__What is required__.
Where a line contains the word "bold", copy that line.

[Records from a data source]
● ● ●

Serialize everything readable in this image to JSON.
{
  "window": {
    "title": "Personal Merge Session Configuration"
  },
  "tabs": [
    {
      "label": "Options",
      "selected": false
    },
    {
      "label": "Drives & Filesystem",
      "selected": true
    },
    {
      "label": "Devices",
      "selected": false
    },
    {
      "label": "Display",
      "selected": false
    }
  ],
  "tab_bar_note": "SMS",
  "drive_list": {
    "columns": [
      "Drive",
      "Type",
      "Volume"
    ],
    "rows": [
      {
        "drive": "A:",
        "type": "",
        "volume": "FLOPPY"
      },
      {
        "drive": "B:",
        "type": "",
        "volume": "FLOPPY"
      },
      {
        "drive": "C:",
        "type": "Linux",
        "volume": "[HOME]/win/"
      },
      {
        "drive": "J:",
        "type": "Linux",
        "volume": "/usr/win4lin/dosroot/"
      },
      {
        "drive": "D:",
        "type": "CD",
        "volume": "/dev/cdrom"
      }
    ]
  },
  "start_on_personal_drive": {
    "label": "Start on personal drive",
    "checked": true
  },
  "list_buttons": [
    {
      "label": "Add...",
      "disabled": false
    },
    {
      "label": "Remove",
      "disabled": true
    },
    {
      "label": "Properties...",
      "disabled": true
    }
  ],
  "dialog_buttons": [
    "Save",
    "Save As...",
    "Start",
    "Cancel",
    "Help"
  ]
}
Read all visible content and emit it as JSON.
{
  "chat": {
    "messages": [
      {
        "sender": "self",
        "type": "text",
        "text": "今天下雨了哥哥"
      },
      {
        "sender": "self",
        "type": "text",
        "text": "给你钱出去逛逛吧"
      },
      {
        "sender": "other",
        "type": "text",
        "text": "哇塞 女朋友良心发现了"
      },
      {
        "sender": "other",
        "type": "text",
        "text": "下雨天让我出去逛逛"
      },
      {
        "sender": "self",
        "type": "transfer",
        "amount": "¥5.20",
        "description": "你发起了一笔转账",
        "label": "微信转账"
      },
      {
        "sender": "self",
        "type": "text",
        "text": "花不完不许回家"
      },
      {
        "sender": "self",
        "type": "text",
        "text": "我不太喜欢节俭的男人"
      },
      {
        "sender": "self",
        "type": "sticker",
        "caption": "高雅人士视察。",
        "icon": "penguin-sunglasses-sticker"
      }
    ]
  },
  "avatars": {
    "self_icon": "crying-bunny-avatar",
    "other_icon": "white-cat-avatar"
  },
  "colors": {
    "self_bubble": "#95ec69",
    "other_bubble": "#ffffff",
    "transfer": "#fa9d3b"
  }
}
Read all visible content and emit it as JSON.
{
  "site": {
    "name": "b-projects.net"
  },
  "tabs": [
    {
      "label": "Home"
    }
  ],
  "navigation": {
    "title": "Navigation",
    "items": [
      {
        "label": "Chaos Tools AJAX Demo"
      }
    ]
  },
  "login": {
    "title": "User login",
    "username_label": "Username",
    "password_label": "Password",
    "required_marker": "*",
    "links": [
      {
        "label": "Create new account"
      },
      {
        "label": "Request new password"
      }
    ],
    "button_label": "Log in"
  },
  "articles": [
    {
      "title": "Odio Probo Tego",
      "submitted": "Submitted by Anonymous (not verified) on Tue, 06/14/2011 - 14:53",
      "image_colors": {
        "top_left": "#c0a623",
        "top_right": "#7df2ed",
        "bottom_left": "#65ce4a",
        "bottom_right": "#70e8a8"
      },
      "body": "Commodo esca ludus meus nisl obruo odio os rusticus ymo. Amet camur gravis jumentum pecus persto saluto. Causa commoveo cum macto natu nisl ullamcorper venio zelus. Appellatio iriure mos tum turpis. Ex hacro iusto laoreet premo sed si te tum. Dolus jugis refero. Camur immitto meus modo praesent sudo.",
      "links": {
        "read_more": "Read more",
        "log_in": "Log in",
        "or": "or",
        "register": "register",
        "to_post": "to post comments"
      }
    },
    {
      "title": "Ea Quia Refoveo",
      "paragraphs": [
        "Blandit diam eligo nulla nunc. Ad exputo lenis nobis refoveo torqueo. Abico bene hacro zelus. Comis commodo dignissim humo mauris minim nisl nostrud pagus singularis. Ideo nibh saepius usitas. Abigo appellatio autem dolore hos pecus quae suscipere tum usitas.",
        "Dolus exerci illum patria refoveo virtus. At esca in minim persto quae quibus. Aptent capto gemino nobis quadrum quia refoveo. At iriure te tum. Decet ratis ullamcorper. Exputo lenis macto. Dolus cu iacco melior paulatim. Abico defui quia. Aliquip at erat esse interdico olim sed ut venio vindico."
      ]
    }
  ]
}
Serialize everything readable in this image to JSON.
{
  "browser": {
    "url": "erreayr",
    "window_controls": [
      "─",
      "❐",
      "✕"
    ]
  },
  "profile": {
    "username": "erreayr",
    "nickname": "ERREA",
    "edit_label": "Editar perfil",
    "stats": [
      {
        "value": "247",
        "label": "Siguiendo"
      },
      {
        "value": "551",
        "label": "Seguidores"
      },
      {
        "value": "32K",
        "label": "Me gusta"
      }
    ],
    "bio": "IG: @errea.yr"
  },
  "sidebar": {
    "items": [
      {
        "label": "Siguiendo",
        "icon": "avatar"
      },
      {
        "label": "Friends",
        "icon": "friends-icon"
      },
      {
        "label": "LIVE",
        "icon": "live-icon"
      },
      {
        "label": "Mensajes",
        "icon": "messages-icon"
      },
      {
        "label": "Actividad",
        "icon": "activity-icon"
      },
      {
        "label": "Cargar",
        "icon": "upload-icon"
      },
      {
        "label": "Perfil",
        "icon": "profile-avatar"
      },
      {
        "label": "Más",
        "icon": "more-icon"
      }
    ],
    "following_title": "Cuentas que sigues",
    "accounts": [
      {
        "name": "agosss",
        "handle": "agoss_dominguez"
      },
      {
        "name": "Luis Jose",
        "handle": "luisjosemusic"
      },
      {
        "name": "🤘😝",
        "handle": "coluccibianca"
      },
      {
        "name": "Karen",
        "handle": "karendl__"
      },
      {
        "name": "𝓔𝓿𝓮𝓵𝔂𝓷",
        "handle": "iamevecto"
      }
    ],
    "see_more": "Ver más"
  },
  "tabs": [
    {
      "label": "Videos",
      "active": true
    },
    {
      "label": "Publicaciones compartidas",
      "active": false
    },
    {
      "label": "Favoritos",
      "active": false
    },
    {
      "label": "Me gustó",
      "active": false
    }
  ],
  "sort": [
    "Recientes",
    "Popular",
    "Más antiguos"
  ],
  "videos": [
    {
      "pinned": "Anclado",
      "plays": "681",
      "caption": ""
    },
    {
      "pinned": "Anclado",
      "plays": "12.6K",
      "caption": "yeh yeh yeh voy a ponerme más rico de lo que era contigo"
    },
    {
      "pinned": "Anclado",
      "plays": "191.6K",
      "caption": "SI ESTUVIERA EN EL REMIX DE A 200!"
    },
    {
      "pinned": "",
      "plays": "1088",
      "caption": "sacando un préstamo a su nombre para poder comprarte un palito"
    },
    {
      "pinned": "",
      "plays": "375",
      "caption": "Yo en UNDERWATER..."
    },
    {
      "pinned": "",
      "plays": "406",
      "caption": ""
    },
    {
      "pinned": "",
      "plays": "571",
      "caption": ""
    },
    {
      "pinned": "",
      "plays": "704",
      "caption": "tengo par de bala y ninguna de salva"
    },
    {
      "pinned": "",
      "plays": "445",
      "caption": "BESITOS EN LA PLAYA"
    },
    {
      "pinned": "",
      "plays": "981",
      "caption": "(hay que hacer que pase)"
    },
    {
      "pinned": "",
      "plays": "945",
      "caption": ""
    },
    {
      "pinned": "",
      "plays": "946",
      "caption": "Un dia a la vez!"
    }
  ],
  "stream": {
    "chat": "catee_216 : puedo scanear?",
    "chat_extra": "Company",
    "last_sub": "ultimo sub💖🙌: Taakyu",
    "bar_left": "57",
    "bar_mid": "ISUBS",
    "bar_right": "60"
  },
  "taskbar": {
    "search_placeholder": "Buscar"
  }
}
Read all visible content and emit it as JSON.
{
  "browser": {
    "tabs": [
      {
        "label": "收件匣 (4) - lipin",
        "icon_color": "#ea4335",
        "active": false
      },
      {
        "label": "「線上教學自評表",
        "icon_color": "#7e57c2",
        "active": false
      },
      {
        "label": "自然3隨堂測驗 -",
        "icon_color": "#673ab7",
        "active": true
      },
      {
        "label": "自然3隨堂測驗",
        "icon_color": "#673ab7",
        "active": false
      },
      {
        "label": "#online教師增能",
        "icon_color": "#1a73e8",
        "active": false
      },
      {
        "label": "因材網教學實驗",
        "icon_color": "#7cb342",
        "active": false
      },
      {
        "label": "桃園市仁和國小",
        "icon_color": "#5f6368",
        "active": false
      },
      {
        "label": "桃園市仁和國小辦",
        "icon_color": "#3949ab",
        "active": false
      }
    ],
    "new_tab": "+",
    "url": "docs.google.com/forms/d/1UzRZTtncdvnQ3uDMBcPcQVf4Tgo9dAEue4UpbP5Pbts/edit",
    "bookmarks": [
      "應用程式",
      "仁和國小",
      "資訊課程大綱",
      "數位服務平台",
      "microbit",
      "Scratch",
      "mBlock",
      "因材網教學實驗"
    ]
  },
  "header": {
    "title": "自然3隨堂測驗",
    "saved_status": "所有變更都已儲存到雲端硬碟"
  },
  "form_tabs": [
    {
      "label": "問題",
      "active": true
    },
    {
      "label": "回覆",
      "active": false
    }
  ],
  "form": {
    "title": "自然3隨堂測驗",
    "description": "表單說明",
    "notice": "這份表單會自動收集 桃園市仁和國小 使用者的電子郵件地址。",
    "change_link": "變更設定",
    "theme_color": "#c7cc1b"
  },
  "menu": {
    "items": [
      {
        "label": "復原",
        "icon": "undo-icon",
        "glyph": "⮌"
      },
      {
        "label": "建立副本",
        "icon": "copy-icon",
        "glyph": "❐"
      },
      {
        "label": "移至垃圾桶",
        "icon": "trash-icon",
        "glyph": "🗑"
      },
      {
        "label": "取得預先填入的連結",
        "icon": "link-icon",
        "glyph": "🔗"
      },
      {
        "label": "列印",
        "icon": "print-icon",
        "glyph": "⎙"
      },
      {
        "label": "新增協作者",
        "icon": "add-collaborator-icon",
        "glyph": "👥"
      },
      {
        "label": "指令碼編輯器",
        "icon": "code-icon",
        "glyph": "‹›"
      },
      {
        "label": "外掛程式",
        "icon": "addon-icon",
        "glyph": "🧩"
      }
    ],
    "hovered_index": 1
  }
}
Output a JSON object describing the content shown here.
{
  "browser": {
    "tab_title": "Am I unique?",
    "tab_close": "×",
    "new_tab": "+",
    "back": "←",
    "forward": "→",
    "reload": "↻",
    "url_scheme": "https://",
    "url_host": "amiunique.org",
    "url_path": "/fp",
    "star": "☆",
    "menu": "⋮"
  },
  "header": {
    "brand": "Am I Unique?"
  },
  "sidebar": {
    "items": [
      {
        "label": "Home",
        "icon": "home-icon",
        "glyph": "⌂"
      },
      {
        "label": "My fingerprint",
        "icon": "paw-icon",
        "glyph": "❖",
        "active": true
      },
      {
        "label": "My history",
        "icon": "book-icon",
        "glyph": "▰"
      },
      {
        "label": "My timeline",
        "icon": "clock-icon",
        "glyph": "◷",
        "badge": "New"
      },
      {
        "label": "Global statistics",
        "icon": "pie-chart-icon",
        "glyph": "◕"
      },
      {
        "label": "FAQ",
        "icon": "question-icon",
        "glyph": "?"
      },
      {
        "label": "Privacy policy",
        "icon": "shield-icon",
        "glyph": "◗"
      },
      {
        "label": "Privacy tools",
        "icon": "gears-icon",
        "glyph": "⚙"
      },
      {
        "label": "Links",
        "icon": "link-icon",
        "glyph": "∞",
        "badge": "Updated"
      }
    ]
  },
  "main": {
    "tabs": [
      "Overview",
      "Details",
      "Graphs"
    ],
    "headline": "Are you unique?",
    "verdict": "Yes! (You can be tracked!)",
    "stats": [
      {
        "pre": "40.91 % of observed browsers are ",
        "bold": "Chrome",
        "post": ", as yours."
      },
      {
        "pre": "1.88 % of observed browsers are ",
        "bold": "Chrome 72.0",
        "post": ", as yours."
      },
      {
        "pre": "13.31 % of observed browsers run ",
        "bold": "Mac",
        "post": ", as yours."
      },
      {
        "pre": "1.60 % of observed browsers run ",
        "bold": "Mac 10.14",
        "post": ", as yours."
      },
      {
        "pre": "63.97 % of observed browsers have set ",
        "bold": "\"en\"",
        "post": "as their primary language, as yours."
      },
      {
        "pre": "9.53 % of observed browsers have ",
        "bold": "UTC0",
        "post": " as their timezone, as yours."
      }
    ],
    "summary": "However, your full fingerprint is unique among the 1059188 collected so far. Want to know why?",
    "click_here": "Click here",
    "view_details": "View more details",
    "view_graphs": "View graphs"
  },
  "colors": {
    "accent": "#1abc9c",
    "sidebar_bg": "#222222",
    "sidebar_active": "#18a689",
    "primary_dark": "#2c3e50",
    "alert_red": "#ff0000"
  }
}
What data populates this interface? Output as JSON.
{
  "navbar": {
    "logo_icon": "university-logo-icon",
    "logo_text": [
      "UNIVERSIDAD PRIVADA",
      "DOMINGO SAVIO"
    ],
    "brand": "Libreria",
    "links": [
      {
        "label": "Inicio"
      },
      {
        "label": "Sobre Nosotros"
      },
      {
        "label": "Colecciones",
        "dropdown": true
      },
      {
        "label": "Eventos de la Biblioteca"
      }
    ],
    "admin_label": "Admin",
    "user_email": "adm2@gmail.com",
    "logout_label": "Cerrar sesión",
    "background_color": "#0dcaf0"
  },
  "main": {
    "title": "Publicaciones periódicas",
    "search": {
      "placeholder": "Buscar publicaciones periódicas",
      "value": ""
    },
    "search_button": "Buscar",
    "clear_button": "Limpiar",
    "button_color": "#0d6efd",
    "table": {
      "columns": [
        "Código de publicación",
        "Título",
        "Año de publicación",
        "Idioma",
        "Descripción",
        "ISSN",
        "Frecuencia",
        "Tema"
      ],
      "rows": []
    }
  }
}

● ● ●

__Exercise solution__.
        "bold": "Chrome",
        "bold": "Chrome 72.0",
        "bold": "Mac",
        "bold": "Mac 10.14",
        "bold": "\"en\"",
        "bold": "UTC0",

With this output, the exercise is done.